▶ _EXERCISE DATA_:
☆ ☆ ☆ ☆

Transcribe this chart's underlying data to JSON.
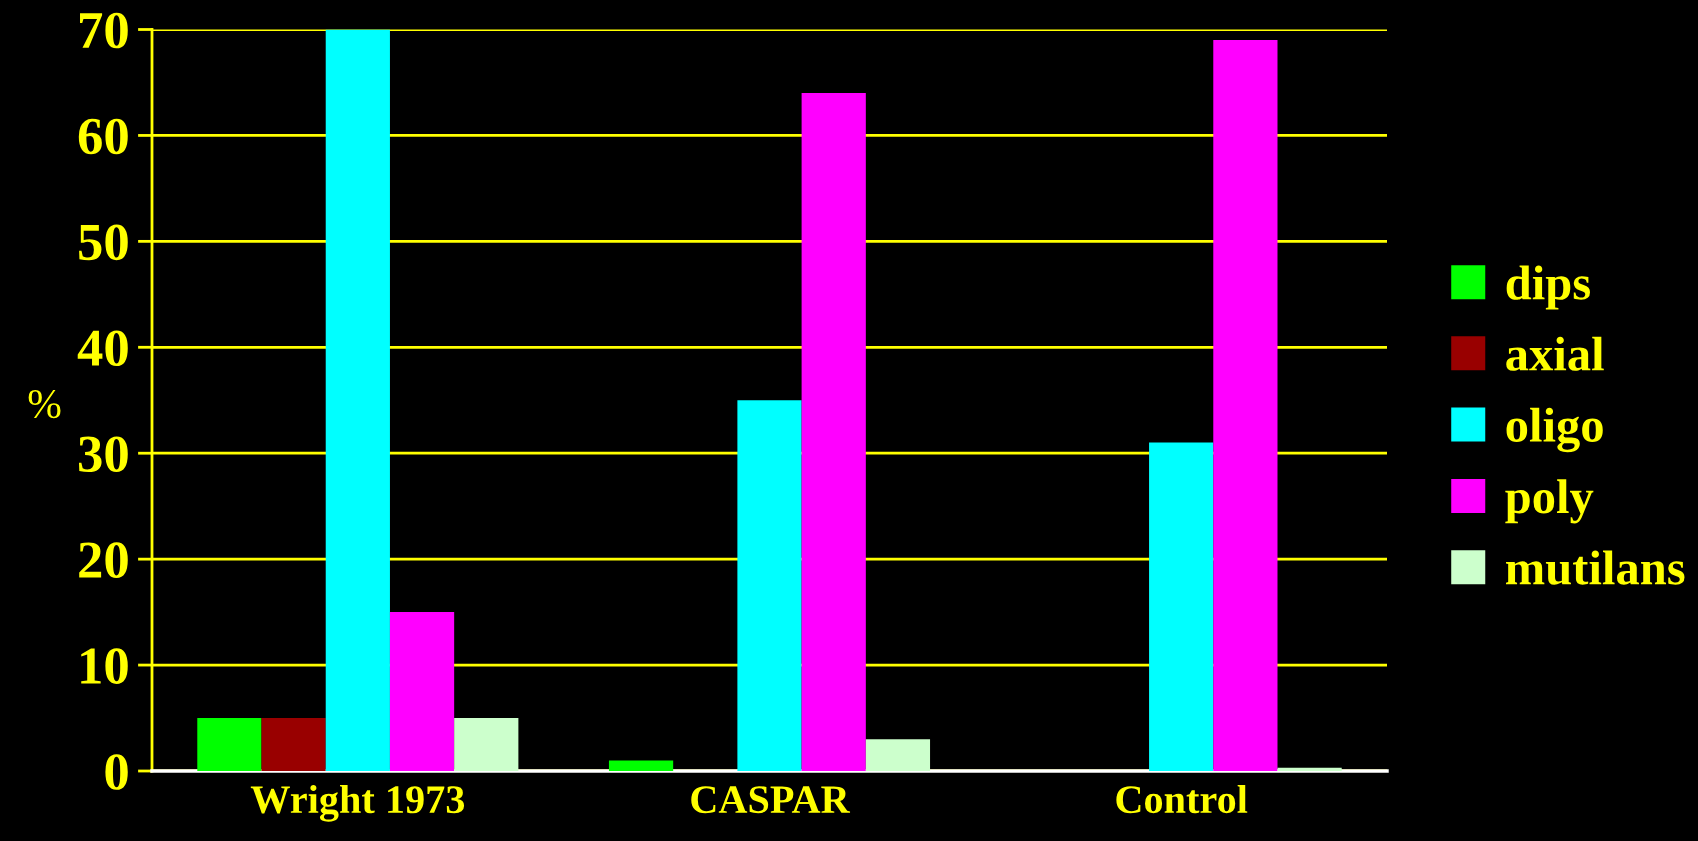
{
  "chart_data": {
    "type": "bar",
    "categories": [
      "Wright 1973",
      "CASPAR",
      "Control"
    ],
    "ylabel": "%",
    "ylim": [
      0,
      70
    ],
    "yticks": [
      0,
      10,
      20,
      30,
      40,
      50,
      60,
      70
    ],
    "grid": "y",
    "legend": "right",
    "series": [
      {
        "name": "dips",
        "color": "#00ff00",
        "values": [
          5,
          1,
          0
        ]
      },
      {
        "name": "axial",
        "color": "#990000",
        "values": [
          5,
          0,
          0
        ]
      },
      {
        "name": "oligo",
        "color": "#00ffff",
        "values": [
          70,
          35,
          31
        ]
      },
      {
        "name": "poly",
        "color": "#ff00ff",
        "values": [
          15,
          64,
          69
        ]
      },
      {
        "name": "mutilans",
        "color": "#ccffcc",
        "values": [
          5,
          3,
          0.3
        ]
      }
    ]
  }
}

☆ ☆ ☆ ☆

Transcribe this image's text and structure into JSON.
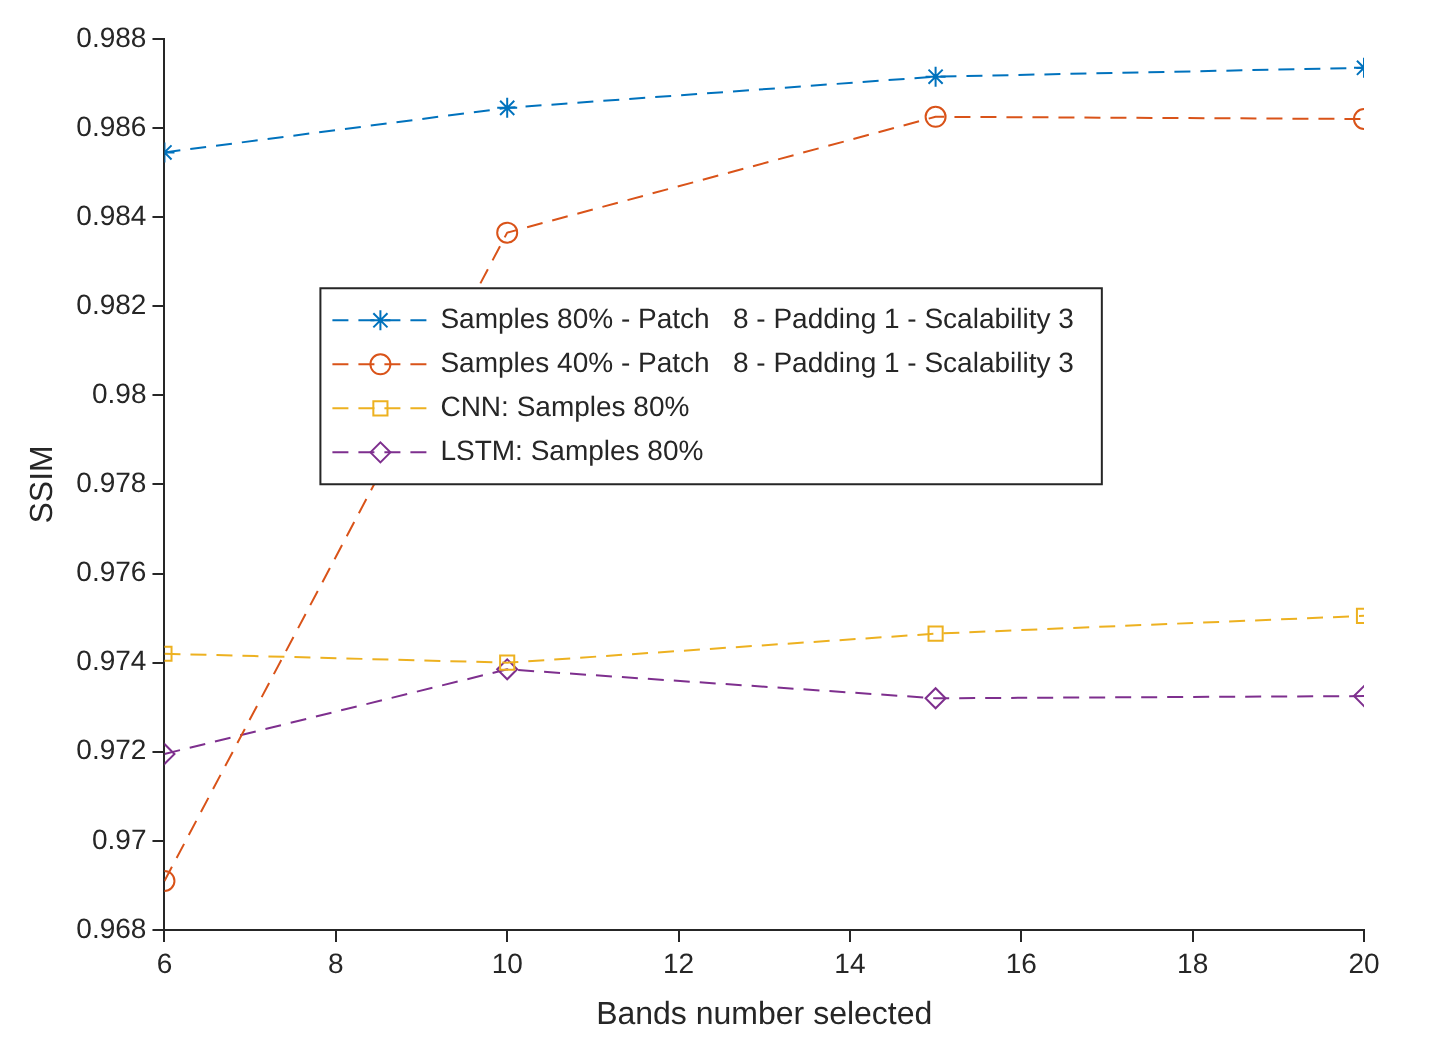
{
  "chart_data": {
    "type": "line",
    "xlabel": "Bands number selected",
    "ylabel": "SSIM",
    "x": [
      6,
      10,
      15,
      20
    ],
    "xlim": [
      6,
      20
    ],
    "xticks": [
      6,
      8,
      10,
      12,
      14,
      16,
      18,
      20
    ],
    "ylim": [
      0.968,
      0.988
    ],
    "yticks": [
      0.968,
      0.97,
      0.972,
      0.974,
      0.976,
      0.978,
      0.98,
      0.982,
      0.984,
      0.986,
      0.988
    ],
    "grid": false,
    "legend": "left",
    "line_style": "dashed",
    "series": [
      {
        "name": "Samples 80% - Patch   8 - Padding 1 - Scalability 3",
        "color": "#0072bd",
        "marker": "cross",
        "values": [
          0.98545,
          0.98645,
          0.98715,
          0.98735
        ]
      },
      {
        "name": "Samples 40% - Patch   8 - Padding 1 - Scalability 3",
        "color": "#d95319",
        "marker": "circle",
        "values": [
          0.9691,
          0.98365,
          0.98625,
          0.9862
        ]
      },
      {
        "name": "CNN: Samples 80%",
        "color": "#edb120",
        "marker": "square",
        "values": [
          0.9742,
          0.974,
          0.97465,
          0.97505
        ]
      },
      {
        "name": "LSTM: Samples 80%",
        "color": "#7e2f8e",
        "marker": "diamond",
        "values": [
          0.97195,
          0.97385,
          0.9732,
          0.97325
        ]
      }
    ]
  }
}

☆ ☆ ☆ ☆

▶ _WHAT THE TASK REQUIRES_:
From the entries above, copy every line containing the word "color".

▶ _SOLUTION TO THIS TASK_:
        "color": "#00ff00",
        "color": "#990000",
        "color": "#00ffff",
        "color": "#ff00ff",
        "color": "#ccffcc",
        "color": "#0072bd",
        "color": "#d95319",
        "color": "#edb120",
        "color": "#7e2f8e",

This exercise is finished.